Exercise description: Set down each line of the material that follows, exactly, with no pictures.

::::

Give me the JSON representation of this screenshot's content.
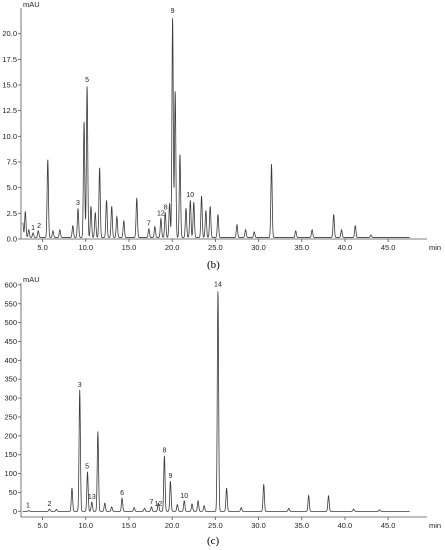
{
  "chart_data": [
    {
      "type": "line",
      "panel_label": "(b)",
      "ylabel": "mAU",
      "xlabel": "min",
      "xlim": [
        2.5,
        49.5
      ],
      "ylim": [
        0,
        22.5
      ],
      "xticks": [
        "5.0",
        "10.0",
        "15.0",
        "20.0",
        "25.0",
        "30.0",
        "35.0",
        "40.0",
        "45.0"
      ],
      "xtick_values": [
        5,
        10,
        15,
        20,
        25,
        30,
        35,
        40,
        45
      ],
      "yticks": [
        "0.0",
        "2.5",
        "5.0",
        "7.5",
        "10.0",
        "12.5",
        "15.0",
        "17.5",
        "20.0"
      ],
      "ytick_values": [
        0,
        2.5,
        5,
        7.5,
        10,
        12.5,
        15,
        17.5,
        20
      ],
      "baseline": 0.15,
      "peaks": [
        {
          "x": 2.7,
          "y": 1.6
        },
        {
          "x": 3.0,
          "y": 2.7
        },
        {
          "x": 3.4,
          "y": 0.9
        },
        {
          "x": 3.9,
          "y": 0.6
        },
        {
          "x": 4.5,
          "y": 0.8
        },
        {
          "x": 5.6,
          "y": 7.8
        },
        {
          "x": 6.2,
          "y": 0.8
        },
        {
          "x": 7.0,
          "y": 0.9
        },
        {
          "x": 8.5,
          "y": 1.3
        },
        {
          "x": 9.1,
          "y": 3.0
        },
        {
          "x": 9.8,
          "y": 11.5
        },
        {
          "x": 10.15,
          "y": 15.0
        },
        {
          "x": 10.6,
          "y": 3.2
        },
        {
          "x": 11.1,
          "y": 2.6
        },
        {
          "x": 11.6,
          "y": 7.0
        },
        {
          "x": 12.4,
          "y": 3.8
        },
        {
          "x": 13.0,
          "y": 3.2
        },
        {
          "x": 13.6,
          "y": 2.2
        },
        {
          "x": 14.4,
          "y": 1.8
        },
        {
          "x": 15.9,
          "y": 4.0
        },
        {
          "x": 17.3,
          "y": 1.0
        },
        {
          "x": 18.0,
          "y": 1.2
        },
        {
          "x": 18.7,
          "y": 2.0
        },
        {
          "x": 19.2,
          "y": 2.6
        },
        {
          "x": 19.7,
          "y": 3.5
        },
        {
          "x": 20.05,
          "y": 21.7
        },
        {
          "x": 20.35,
          "y": 14.5
        },
        {
          "x": 20.9,
          "y": 8.3
        },
        {
          "x": 21.6,
          "y": 3.0
        },
        {
          "x": 22.1,
          "y": 3.8
        },
        {
          "x": 22.5,
          "y": 3.6
        },
        {
          "x": 23.4,
          "y": 4.2
        },
        {
          "x": 23.9,
          "y": 2.8
        },
        {
          "x": 24.4,
          "y": 3.2
        },
        {
          "x": 25.3,
          "y": 2.4
        },
        {
          "x": 27.5,
          "y": 1.4
        },
        {
          "x": 28.5,
          "y": 0.9
        },
        {
          "x": 29.5,
          "y": 0.7
        },
        {
          "x": 31.5,
          "y": 7.3
        },
        {
          "x": 34.3,
          "y": 0.8
        },
        {
          "x": 36.2,
          "y": 0.9
        },
        {
          "x": 38.7,
          "y": 2.4
        },
        {
          "x": 39.6,
          "y": 0.9
        },
        {
          "x": 41.2,
          "y": 1.3
        },
        {
          "x": 43.0,
          "y": 0.4
        }
      ],
      "annotations": [
        {
          "label": "1",
          "x": 3.9,
          "y": 0.6
        },
        {
          "label": "2",
          "x": 4.6,
          "y": 0.8
        },
        {
          "label": "3",
          "x": 9.1,
          "y": 3.0
        },
        {
          "label": "5",
          "x": 10.15,
          "y": 15.0
        },
        {
          "label": "7",
          "x": 17.3,
          "y": 1.0
        },
        {
          "label": "12",
          "x": 18.7,
          "y": 2.0
        },
        {
          "label": "8",
          "x": 19.25,
          "y": 2.6
        },
        {
          "label": "9",
          "x": 20.05,
          "y": 21.7
        },
        {
          "label": "10",
          "x": 22.1,
          "y": 3.8
        }
      ]
    },
    {
      "type": "line",
      "panel_label": "(c)",
      "ylabel": "mAU",
      "xlabel": "min",
      "xlim": [
        2.5,
        49.5
      ],
      "ylim": [
        -15,
        605
      ],
      "xticks": [
        "5.0",
        "10.0",
        "15.0",
        "20.0",
        "25.0",
        "30.0",
        "35.0",
        "40.0",
        "45.0"
      ],
      "xtick_values": [
        5,
        10,
        15,
        20,
        25,
        30,
        35,
        40,
        45
      ],
      "yticks": [
        "0",
        "50",
        "100",
        "150",
        "200",
        "250",
        "300",
        "350",
        "400",
        "450",
        "500",
        "550",
        "600"
      ],
      "ytick_values": [
        0,
        50,
        100,
        150,
        200,
        250,
        300,
        350,
        400,
        450,
        500,
        550,
        600
      ],
      "baseline": 0,
      "peaks": [
        {
          "x": 3.4,
          "y": 2
        },
        {
          "x": 5.8,
          "y": 6
        },
        {
          "x": 6.6,
          "y": 5
        },
        {
          "x": 8.4,
          "y": 62
        },
        {
          "x": 9.3,
          "y": 322
        },
        {
          "x": 10.2,
          "y": 105
        },
        {
          "x": 10.7,
          "y": 25
        },
        {
          "x": 11.4,
          "y": 212
        },
        {
          "x": 12.2,
          "y": 22
        },
        {
          "x": 13.0,
          "y": 12
        },
        {
          "x": 14.2,
          "y": 35
        },
        {
          "x": 15.6,
          "y": 10
        },
        {
          "x": 16.8,
          "y": 8
        },
        {
          "x": 17.6,
          "y": 12
        },
        {
          "x": 18.4,
          "y": 22
        },
        {
          "x": 19.1,
          "y": 148
        },
        {
          "x": 19.8,
          "y": 80
        },
        {
          "x": 20.6,
          "y": 18
        },
        {
          "x": 21.4,
          "y": 28
        },
        {
          "x": 22.3,
          "y": 20
        },
        {
          "x": 23.0,
          "y": 28
        },
        {
          "x": 23.7,
          "y": 15
        },
        {
          "x": 25.3,
          "y": 588
        },
        {
          "x": 26.3,
          "y": 62
        },
        {
          "x": 28.0,
          "y": 10
        },
        {
          "x": 30.6,
          "y": 72
        },
        {
          "x": 33.5,
          "y": 8
        },
        {
          "x": 35.8,
          "y": 42
        },
        {
          "x": 38.1,
          "y": 42
        },
        {
          "x": 41.0,
          "y": 6
        },
        {
          "x": 44.0,
          "y": 4
        }
      ],
      "annotations": [
        {
          "label": "1",
          "x": 3.3,
          "y": 2
        },
        {
          "label": "2",
          "x": 5.8,
          "y": 6
        },
        {
          "label": "3",
          "x": 9.3,
          "y": 322
        },
        {
          "label": "5",
          "x": 10.15,
          "y": 105
        },
        {
          "label": "13",
          "x": 10.7,
          "y": 25
        },
        {
          "label": "6",
          "x": 14.2,
          "y": 35
        },
        {
          "label": "7",
          "x": 17.6,
          "y": 12
        },
        {
          "label": "12",
          "x": 18.4,
          "y": 6
        },
        {
          "label": "8",
          "x": 19.1,
          "y": 148
        },
        {
          "label": "9",
          "x": 19.8,
          "y": 80
        },
        {
          "label": "10",
          "x": 21.4,
          "y": 28
        },
        {
          "label": "14",
          "x": 25.3,
          "y": 588
        }
      ]
    }
  ]
}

::::

Response:
Give me the JSON representation of this screenshot's content.
{
  "chart_data": [
    {
      "type": "line",
      "panel_label": "(b)",
      "ylabel": "mAU",
      "xlabel": "min",
      "xlim": [
        2.5,
        49.5
      ],
      "ylim": [
        0,
        22.5
      ],
      "xticks": [
        "5.0",
        "10.0",
        "15.0",
        "20.0",
        "25.0",
        "30.0",
        "35.0",
        "40.0",
        "45.0"
      ],
      "xtick_values": [
        5,
        10,
        15,
        20,
        25,
        30,
        35,
        40,
        45
      ],
      "yticks": [
        "0.0",
        "2.5",
        "5.0",
        "7.5",
        "10.0",
        "12.5",
        "15.0",
        "17.5",
        "20.0"
      ],
      "ytick_values": [
        0,
        2.5,
        5,
        7.5,
        10,
        12.5,
        15,
        17.5,
        20
      ],
      "baseline": 0.15,
      "peaks": [
        {
          "x": 2.7,
          "y": 1.6
        },
        {
          "x": 3.0,
          "y": 2.7
        },
        {
          "x": 3.4,
          "y": 0.9
        },
        {
          "x": 3.9,
          "y": 0.6
        },
        {
          "x": 4.5,
          "y": 0.8
        },
        {
          "x": 5.6,
          "y": 7.8
        },
        {
          "x": 6.2,
          "y": 0.8
        },
        {
          "x": 7.0,
          "y": 0.9
        },
        {
          "x": 8.5,
          "y": 1.3
        },
        {
          "x": 9.1,
          "y": 3.0
        },
        {
          "x": 9.8,
          "y": 11.5
        },
        {
          "x": 10.15,
          "y": 15.0
        },
        {
          "x": 10.6,
          "y": 3.2
        },
        {
          "x": 11.1,
          "y": 2.6
        },
        {
          "x": 11.6,
          "y": 7.0
        },
        {
          "x": 12.4,
          "y": 3.8
        },
        {
          "x": 13.0,
          "y": 3.2
        },
        {
          "x": 13.6,
          "y": 2.2
        },
        {
          "x": 14.4,
          "y": 1.8
        },
        {
          "x": 15.9,
          "y": 4.0
        },
        {
          "x": 17.3,
          "y": 1.0
        },
        {
          "x": 18.0,
          "y": 1.2
        },
        {
          "x": 18.7,
          "y": 2.0
        },
        {
          "x": 19.2,
          "y": 2.6
        },
        {
          "x": 19.7,
          "y": 3.5
        },
        {
          "x": 20.05,
          "y": 21.7
        },
        {
          "x": 20.35,
          "y": 14.5
        },
        {
          "x": 20.9,
          "y": 8.3
        },
        {
          "x": 21.6,
          "y": 3.0
        },
        {
          "x": 22.1,
          "y": 3.8
        },
        {
          "x": 22.5,
          "y": 3.6
        },
        {
          "x": 23.4,
          "y": 4.2
        },
        {
          "x": 23.9,
          "y": 2.8
        },
        {
          "x": 24.4,
          "y": 3.2
        },
        {
          "x": 25.3,
          "y": 2.4
        },
        {
          "x": 27.5,
          "y": 1.4
        },
        {
          "x": 28.5,
          "y": 0.9
        },
        {
          "x": 29.5,
          "y": 0.7
        },
        {
          "x": 31.5,
          "y": 7.3
        },
        {
          "x": 34.3,
          "y": 0.8
        },
        {
          "x": 36.2,
          "y": 0.9
        },
        {
          "x": 38.7,
          "y": 2.4
        },
        {
          "x": 39.6,
          "y": 0.9
        },
        {
          "x": 41.2,
          "y": 1.3
        },
        {
          "x": 43.0,
          "y": 0.4
        }
      ],
      "annotations": [
        {
          "label": "1",
          "x": 3.9,
          "y": 0.6
        },
        {
          "label": "2",
          "x": 4.6,
          "y": 0.8
        },
        {
          "label": "3",
          "x": 9.1,
          "y": 3.0
        },
        {
          "label": "5",
          "x": 10.15,
          "y": 15.0
        },
        {
          "label": "7",
          "x": 17.3,
          "y": 1.0
        },
        {
          "label": "12",
          "x": 18.7,
          "y": 2.0
        },
        {
          "label": "8",
          "x": 19.25,
          "y": 2.6
        },
        {
          "label": "9",
          "x": 20.05,
          "y": 21.7
        },
        {
          "label": "10",
          "x": 22.1,
          "y": 3.8
        }
      ]
    },
    {
      "type": "line",
      "panel_label": "(c)",
      "ylabel": "mAU",
      "xlabel": "min",
      "xlim": [
        2.5,
        49.5
      ],
      "ylim": [
        -15,
        605
      ],
      "xticks": [
        "5.0",
        "10.0",
        "15.0",
        "20.0",
        "25.0",
        "30.0",
        "35.0",
        "40.0",
        "45.0"
      ],
      "xtick_values": [
        5,
        10,
        15,
        20,
        25,
        30,
        35,
        40,
        45
      ],
      "yticks": [
        "0",
        "50",
        "100",
        "150",
        "200",
        "250",
        "300",
        "350",
        "400",
        "450",
        "500",
        "550",
        "600"
      ],
      "ytick_values": [
        0,
        50,
        100,
        150,
        200,
        250,
        300,
        350,
        400,
        450,
        500,
        550,
        600
      ],
      "baseline": 0,
      "peaks": [
        {
          "x": 3.4,
          "y": 2
        },
        {
          "x": 5.8,
          "y": 6
        },
        {
          "x": 6.6,
          "y": 5
        },
        {
          "x": 8.4,
          "y": 62
        },
        {
          "x": 9.3,
          "y": 322
        },
        {
          "x": 10.2,
          "y": 105
        },
        {
          "x": 10.7,
          "y": 25
        },
        {
          "x": 11.4,
          "y": 212
        },
        {
          "x": 12.2,
          "y": 22
        },
        {
          "x": 13.0,
          "y": 12
        },
        {
          "x": 14.2,
          "y": 35
        },
        {
          "x": 15.6,
          "y": 10
        },
        {
          "x": 16.8,
          "y": 8
        },
        {
          "x": 17.6,
          "y": 12
        },
        {
          "x": 18.4,
          "y": 22
        },
        {
          "x": 19.1,
          "y": 148
        },
        {
          "x": 19.8,
          "y": 80
        },
        {
          "x": 20.6,
          "y": 18
        },
        {
          "x": 21.4,
          "y": 28
        },
        {
          "x": 22.3,
          "y": 20
        },
        {
          "x": 23.0,
          "y": 28
        },
        {
          "x": 23.7,
          "y": 15
        },
        {
          "x": 25.3,
          "y": 588
        },
        {
          "x": 26.3,
          "y": 62
        },
        {
          "x": 28.0,
          "y": 10
        },
        {
          "x": 30.6,
          "y": 72
        },
        {
          "x": 33.5,
          "y": 8
        },
        {
          "x": 35.8,
          "y": 42
        },
        {
          "x": 38.1,
          "y": 42
        },
        {
          "x": 41.0,
          "y": 6
        },
        {
          "x": 44.0,
          "y": 4
        }
      ],
      "annotations": [
        {
          "label": "1",
          "x": 3.3,
          "y": 2
        },
        {
          "label": "2",
          "x": 5.8,
          "y": 6
        },
        {
          "label": "3",
          "x": 9.3,
          "y": 322
        },
        {
          "label": "5",
          "x": 10.15,
          "y": 105
        },
        {
          "label": "13",
          "x": 10.7,
          "y": 25
        },
        {
          "label": "6",
          "x": 14.2,
          "y": 35
        },
        {
          "label": "7",
          "x": 17.6,
          "y": 12
        },
        {
          "label": "12",
          "x": 18.4,
          "y": 6
        },
        {
          "label": "8",
          "x": 19.1,
          "y": 148
        },
        {
          "label": "9",
          "x": 19.8,
          "y": 80
        },
        {
          "label": "10",
          "x": 21.4,
          "y": 28
        },
        {
          "label": "14",
          "x": 25.3,
          "y": 588
        }
      ]
    }
  ]
}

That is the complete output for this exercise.